Yine de tıpkı günlük hayatta, ve özellikle sözleşmelerde olduğu gibi, şeytan ayrıntıda gizlidir. Büyük ve asil fikirlerin, yüce ümitler ve hırsların hepsi uygulama detaylarına muhtaçtır. Bene-Yisrael'e Yazılı Tora ile aynı anda verilen Sözlü Tora, Tora'daki büyük fikirler ve ahlak değerlerini Yahudiler'in gündelik yaşamlarına tercüme etmek için gereken tüm ayrıntıları içerir. Vayikra kitabı özellikle Behukotay peraşasıyla sonuçlanmaktadır, zira Tora'nın büyük manevi dünyasının işlemesini sağlayan ayrıntılar, Tora'nın, özellikle Hukim adlı, mantığa bağlı bir anlayış ve açıklamanın bizim için son derece zor olduğu kurallarda yer alır. Bu nedenle Tora'nın bizi bu haftaki peraşada, Hukim sınıfındaki kuralları göz ardı ya da ihlal etmenin, kaçınılmaz bir şekilde felaket ve keder getireceği konusunda uyarması bir sürpriz değildir.

 

Bazı Yahudiler bunu ne kadar gizemli karşılasa da, Yahudi tarihinin tümü, Yahudi yaşamının bu inkâr edilemez kuralına tanıklık etmektedir. Dolayısıyla Vayikra'yı, öğrenilmesi ve anlaması bu denli önemli yapan şey budur. Zira Tora'nın, hedeflerinin ve değerlerinin büyük resmi, ancak ve ancak bu kitapta ayrıntıya dökülen gizemler ve uygulama şekilleri ile açığa çıkacaktır. Doğal ve gündelik yaşamda, tamamen anlamadığımız bazı kanun ve uygulamaları da, sırf işe yaradıklarını gördüğümüz için kabul etme alışkanlığımız vardır [kaçımız cep telefonunun nasıl çalıştığını biliyor?]. Yahudilik'in manevi dünyasında da bizlerden, tamamen anlayamadığımız, ama yine de Yahudi devamlılığının ve başarısının temelini oluşturan bu kanun ve ayrıntılara yönelik tavrımızın da buna benzer şekilde olması beklenmektedir.

→ Yapılacaklar:
- a) Tora'nın ayrıntıları üzerine olan metne göre Bene-Yisrael'e Yazılı Tora ile aynı anda ne verilmiştir?
- b) Tora'nın ayrıntıları üzerine olan metni son cümlesinden sonra devam ettir.

→ Veri satırları:
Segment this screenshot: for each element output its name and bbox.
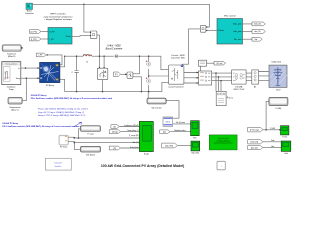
svg-text:Pmax = 100.7 kW (@ 1000 W/m2,: Pmax = 100.7 kW (@ 1000 W/m2, 25 deg. C)… [38,109,89,111]
svg-text:MPPT Controller: MPPT Controller [50,13,65,16]
svg-text:[B_inv]: [B_inv] [217,63,223,65]
svg-text:(deg. C): (deg. C) [11,109,19,111]
svg-text:PV meas: PV meas [60,147,67,149]
svg-text:Varray = 273.5 V, Iarray = 368: Varray = 273.5 V, Iarray = 368.3 A (@ 10… [38,114,86,117]
svg-text:Discrete: Discrete [55,162,63,165]
svg-text:Iabc_prim: Iabc_prim [234,31,242,33]
svg-text:Ramp-up/down: Ramp-up/down [5,64,17,66]
svg-text:25 kV: 25 kV [276,90,281,92]
svg-text:260V / 25 kV: 260V / 25 kV [233,89,245,91]
svg-text:100-kW PV Array: 100-kW PV Array [31,94,48,97]
svg-text:Pulse: Pulse [66,36,72,38]
svg-text:+ Integral Regulator' techniqu: + Integral Regulator' technique [44,18,73,21]
svg-text:P (kW): P (kW) [276,108,282,110]
svg-text:Grid: Grid [284,153,287,155]
svg-text:I_PV: I_PV [49,39,54,41]
svg-text:Vdc Inverter: Vdc Inverter [151,106,162,109]
svg-text:Vabc_prim: Vabc_prim [233,24,242,26]
svg-text:Converter VSC: Converter VSC [171,57,185,60]
svg-text:Vdc: Vdc [254,39,257,41]
svg-text:V_PV: V_PV [49,31,55,33]
svg-text:Vdc (V) mean: Vdc (V) mean [176,122,185,124]
svg-text:P_avg: P_avg [88,134,94,136]
svg-text:P_array (W): P_array (W) [129,135,139,137]
svg-text:Utility Grid: Utility Grid [272,61,281,64]
svg-text:2-Level - 500V: 2-Level - 500V [170,55,185,57]
svg-text:L1: L1 [86,61,88,63]
svg-text:330 x SunPower modules (SPR-30: 330 x SunPower modules (SPR-305E-WHT); 6… [2,125,84,128]
svg-text:Boost Converter: Boost Converter [106,48,123,51]
svg-text:PV Array: PV Array [46,84,54,87]
svg-text:Vab_VSC: Vab_VSC [191,152,199,154]
svg-text:Vdc Boost: Vdc Boost [86,153,96,156]
svg-text:Irradiance (W/m2): Irradiance (W/m2) [124,125,139,127]
svg-text:0.4kV - 500V: 0.4kV - 500V [107,44,121,47]
svg-text:Temp: Temp [16,78,20,80]
svg-text:100-kW Grid-Connected PV Array: 100-kW Grid-Connected PV Array (Detailed… [101,164,185,168]
svg-text:[Vab_VSC]: [Vab_VSC] [165,145,173,147]
svg-text:P (kW): P (kW) [270,128,275,130]
svg-text:Vdc_mes: Vdc_mes [234,39,242,41]
svg-text:Scope: Scope [144,154,149,156]
svg-text:Vabc: Vabc [271,140,275,142]
svg-text:[Vabc_B1]: [Vabc_B1] [251,142,259,144]
svg-text:Vabc_B1: Vabc_B1 [254,24,261,26]
svg-text:Iabc_B1: Iabc_B1 [254,31,260,33]
svg-text:VSC Control: VSC Control [224,14,236,17]
svg-text:(W/m^2): (W/m^2) [8,55,16,58]
svg-text:Duty Cycle: Duty Cycle [130,146,139,149]
svg-text:Vdc (V): Vdc (V) [133,142,139,144]
svg-text:500.6: 500.6 [165,122,170,124]
svg-text:Vmp = 54.7 V, Imp = 5.58 A (@: Vmp = 54.7 V, Imp = 5.58 A (@ 1000 W/m2,… [38,111,84,114]
svg-text:[Temp]: [Temp] [112,132,118,134]
svg-text:[I_PV]: [I_PV] [31,39,37,41]
svg-text:B1: B1 [254,87,256,89]
svg-text:5e-06 s.: 5e-06 s. [55,166,63,168]
svg-text:[Iabc_B1]: [Iabc_B1] [251,147,258,149]
svg-text:B_inv: B_inv [229,97,234,99]
svg-text:Iabc: Iabc [271,146,274,148]
svg-text:Converter: Converter [25,12,34,15]
svg-text:100-kW PV Array: 100-kW PV Array [2,122,19,125]
svg-text:P_B1: P_B1 [282,136,286,138]
svg-text:2-Level Converter: 2-Level Converter [168,85,183,88]
svg-text:[V_PV]: [V_PV] [31,31,37,33]
svg-text:330 x SunPower modules (SPR-30: 330 x SunPower modules (SPR-305E-WHT); 6… [31,97,113,100]
svg-text:Temp (deg. C): Temp (deg. C) [127,130,139,132]
svg-text:[P_B1_avg]: [P_B1_avg] [250,130,259,132]
svg-text:using 'Incremental Conductance: using 'Incremental Conductance [43,15,73,18]
svg-text:Pulses: Pulses [218,30,224,32]
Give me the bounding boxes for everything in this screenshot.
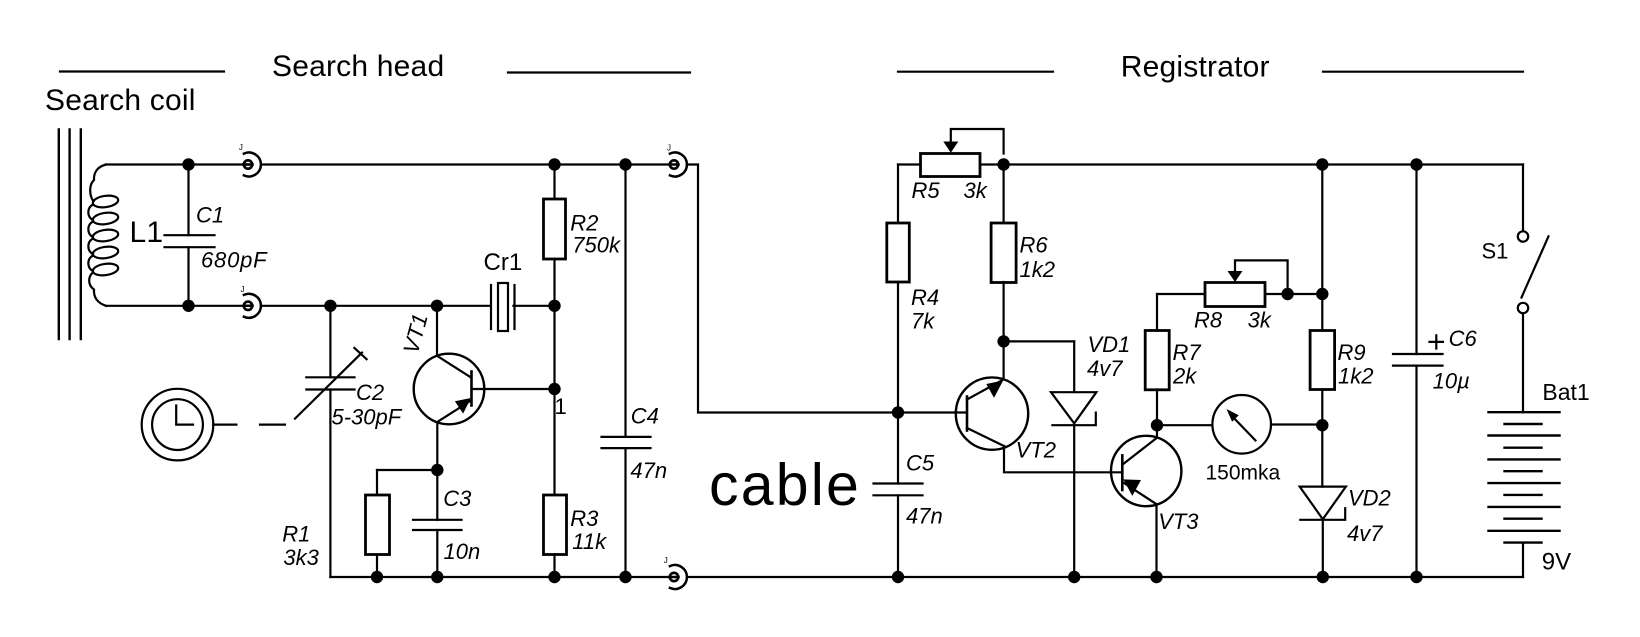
bottom rail [330, 576, 1523, 578]
wire battery bottom to rail [1522, 543, 1524, 577]
zener diode VD2 [1300, 425, 1346, 577]
node dot VT3 emitter bottom [1150, 571, 1162, 583]
resistor R7 [1145, 294, 1169, 438]
node dot C4 bottom [619, 571, 631, 583]
node dot VD2 bottom [1317, 571, 1329, 583]
svg-text:10n: 10n [444, 539, 481, 564]
node dot R9 bottom [1316, 419, 1328, 431]
resistor R1 [366, 470, 390, 577]
connector J4 cable bottom [670, 565, 687, 589]
node dot R1 bottom [371, 571, 383, 583]
title rule left of Registrator [898, 71, 1053, 73]
coil shield line 2 [68, 130, 70, 340]
node dot cable junction R4 [892, 406, 904, 418]
node dot VT1 collector [431, 300, 443, 312]
svg-text:S1: S1 [1482, 239, 1509, 264]
svg-text:4v7: 4v7 [1347, 521, 1383, 546]
cable wire to VT2 base [688, 165, 968, 413]
svg-text:L1: L1 [130, 216, 164, 249]
wire lower rail Cr1 to R2 node [513, 305, 554, 307]
node dot C3 bottom [431, 571, 443, 583]
node 1 dot [548, 383, 560, 395]
svg-text:1k2: 1k2 [1020, 257, 1055, 282]
svg-text:J: J [667, 144, 671, 153]
svg-text:cable: cable [709, 452, 861, 518]
crystal Cr1 [491, 283, 515, 331]
transistor VT2 [956, 341, 1122, 472]
svg-text:Search head: Search head [272, 50, 444, 83]
svg-text:J: J [239, 143, 243, 152]
wire R5 left lead down to R4 [897, 165, 899, 224]
potentiometer R5 [898, 129, 1004, 177]
svg-text:2k: 2k [1172, 363, 1197, 388]
plus sign C6 [1430, 335, 1444, 348]
svg-text:R3: R3 [570, 506, 599, 531]
svg-text:3k: 3k [1248, 307, 1272, 332]
svg-text:C6: C6 [1449, 326, 1478, 351]
resistor R6 [991, 165, 1016, 342]
svg-text:Cr1: Cr1 [484, 249, 523, 276]
node dot VT2 collector [997, 335, 1009, 347]
node dot R7 bottom [1151, 419, 1163, 431]
capacitor C5 [874, 413, 923, 578]
inductor L1 coil [88, 165, 119, 306]
svg-text:R5: R5 [912, 178, 941, 203]
mechanical link dash [260, 424, 285, 426]
capacitor C4 [602, 165, 651, 578]
potentiometer R8 [1157, 260, 1322, 306]
wire top rail registrator [1004, 163, 1523, 165]
svg-text:11k: 11k [572, 529, 607, 554]
node dot C4 top [619, 158, 631, 170]
node dot C5 bottom [892, 571, 904, 583]
svg-text:VT2: VT2 [1016, 438, 1056, 463]
node dot top rail R9 [1316, 158, 1328, 170]
svg-text:R6: R6 [1020, 232, 1049, 257]
node dot R9 line R8 [1316, 288, 1328, 300]
resistor R3 [544, 495, 567, 577]
node dot C2 top [324, 300, 336, 312]
svg-text:R9: R9 [1338, 340, 1366, 365]
svg-text:47n: 47n [630, 458, 667, 483]
svg-text:1: 1 [555, 394, 567, 419]
capacitor C1 [165, 165, 215, 306]
svg-text:47n: 47n [906, 504, 943, 529]
svg-text:VT1: VT1 [398, 311, 433, 356]
svg-text:VT3: VT3 [1158, 509, 1199, 534]
svg-text:3k: 3k [964, 178, 988, 203]
node dot C1 top [182, 158, 194, 170]
resistor R2 [544, 165, 566, 307]
svg-text:C3: C3 [443, 486, 472, 511]
wire lower rail left section [106, 305, 490, 307]
svg-text:5-30pF: 5-30pF [332, 404, 403, 429]
wire VT1 base to node 1 [472, 388, 555, 390]
svg-text:3k3: 3k3 [283, 545, 319, 570]
title rule left of Search head [60, 70, 224, 72]
svg-text:4v7: 4v7 [1087, 356, 1123, 381]
svg-text:150mka: 150mka [1206, 461, 1281, 484]
connector J3 cable top [670, 153, 687, 177]
svg-text:VD1: VD1 [1088, 332, 1131, 357]
svg-text:1k2: 1k2 [1338, 363, 1373, 388]
svg-text:R7: R7 [1173, 340, 1202, 365]
node dot R8 wiper [1281, 288, 1293, 300]
resistor R9 [1310, 165, 1335, 426]
node dot emitter junction [431, 464, 443, 476]
svg-text:680pF: 680pF [201, 247, 268, 272]
resistor R4 [887, 223, 910, 413]
svg-text:VD2: VD2 [1348, 486, 1391, 511]
coil shield line 1 [58, 130, 60, 340]
node dot R2 bottom [548, 300, 560, 312]
capacitor C6 [1393, 165, 1443, 578]
svg-text:Search coil: Search coil [45, 84, 196, 117]
svg-text:Registrator: Registrator [1121, 51, 1270, 84]
svg-text:J: J [664, 556, 668, 565]
node dot C1 bottom [182, 300, 194, 312]
svg-text:R8: R8 [1194, 307, 1223, 332]
svg-text:R4: R4 [911, 285, 939, 310]
coil shield line 3 [80, 130, 82, 340]
wire emitter to R1 [377, 469, 437, 471]
svg-text:C2: C2 [356, 380, 384, 405]
node dot C6 bottom [1410, 571, 1422, 583]
node dot C6 top [1410, 158, 1422, 170]
variable capacitor C2 [295, 306, 367, 577]
title rule right of Registrator [1323, 71, 1523, 73]
meter 150mka [1157, 395, 1322, 454]
wire top rail left section [106, 163, 669, 165]
zener diode VD1 [1004, 341, 1097, 577]
node dot R5 right [997, 158, 1009, 170]
svg-text:10µ: 10µ [1433, 369, 1470, 394]
title rule right of Search head [508, 71, 690, 73]
svg-text:C4: C4 [631, 403, 659, 428]
switch S1 [1518, 165, 1549, 413]
wire R2 node to node 1 [553, 306, 555, 495]
svg-text:R1: R1 [282, 522, 310, 547]
svg-text:9V: 9V [1542, 549, 1571, 576]
svg-text:Bat1: Bat1 [1542, 379, 1589, 405]
svg-text:7k: 7k [911, 309, 935, 334]
svg-text:J: J [241, 285, 245, 294]
capacitor C3 [413, 470, 462, 577]
transistor VT3 [1111, 436, 1181, 577]
node dot R3 bottom [548, 571, 560, 583]
connector J2 lower [244, 294, 261, 318]
transistor VT1 [414, 306, 485, 470]
node dot R2 top [548, 158, 560, 170]
svg-text:750k: 750k [572, 233, 621, 258]
battery Bat1 [1489, 412, 1560, 542]
clock tuning symbol [142, 389, 237, 461]
connector J1 top [244, 153, 261, 177]
svg-text:C5: C5 [906, 451, 935, 476]
node dot VD1 bottom [1068, 571, 1080, 583]
svg-text:C1: C1 [196, 202, 224, 227]
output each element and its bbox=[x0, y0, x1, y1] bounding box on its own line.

→ Yanıtlar:
- a) Sözlü Tora.

- b)
 

DEVAR TORA

[Rabi Dov Ber Weisman - www.tfdixie.com]

 

Mikrodalgalar, Jetler ve Tanrı'nın Sert İkazı

 

Behukotay peraşası Tora'nın Tohaha adı verilen, sert ikazları içerdiği iki peraşasından biridir. Bu peraşada, "Eğer Hükümlerim'i takip ederseniz, Emirlerim'i gözetir, onları yerine getirirseniz, yağmurlarınızı [uygun] vakitlerinde vereceğim..." (Vayikra 26:3-4) şeklindeki eski formülü okuruz. Başka bir deyişle, "Eğer emirleri yerine getirirseniz, hem maddi hem de manevi berekete kavuşacaksınız; ama Tanrı korusun, onları terk ederseniz, bunun aksi gerçekleşecektir."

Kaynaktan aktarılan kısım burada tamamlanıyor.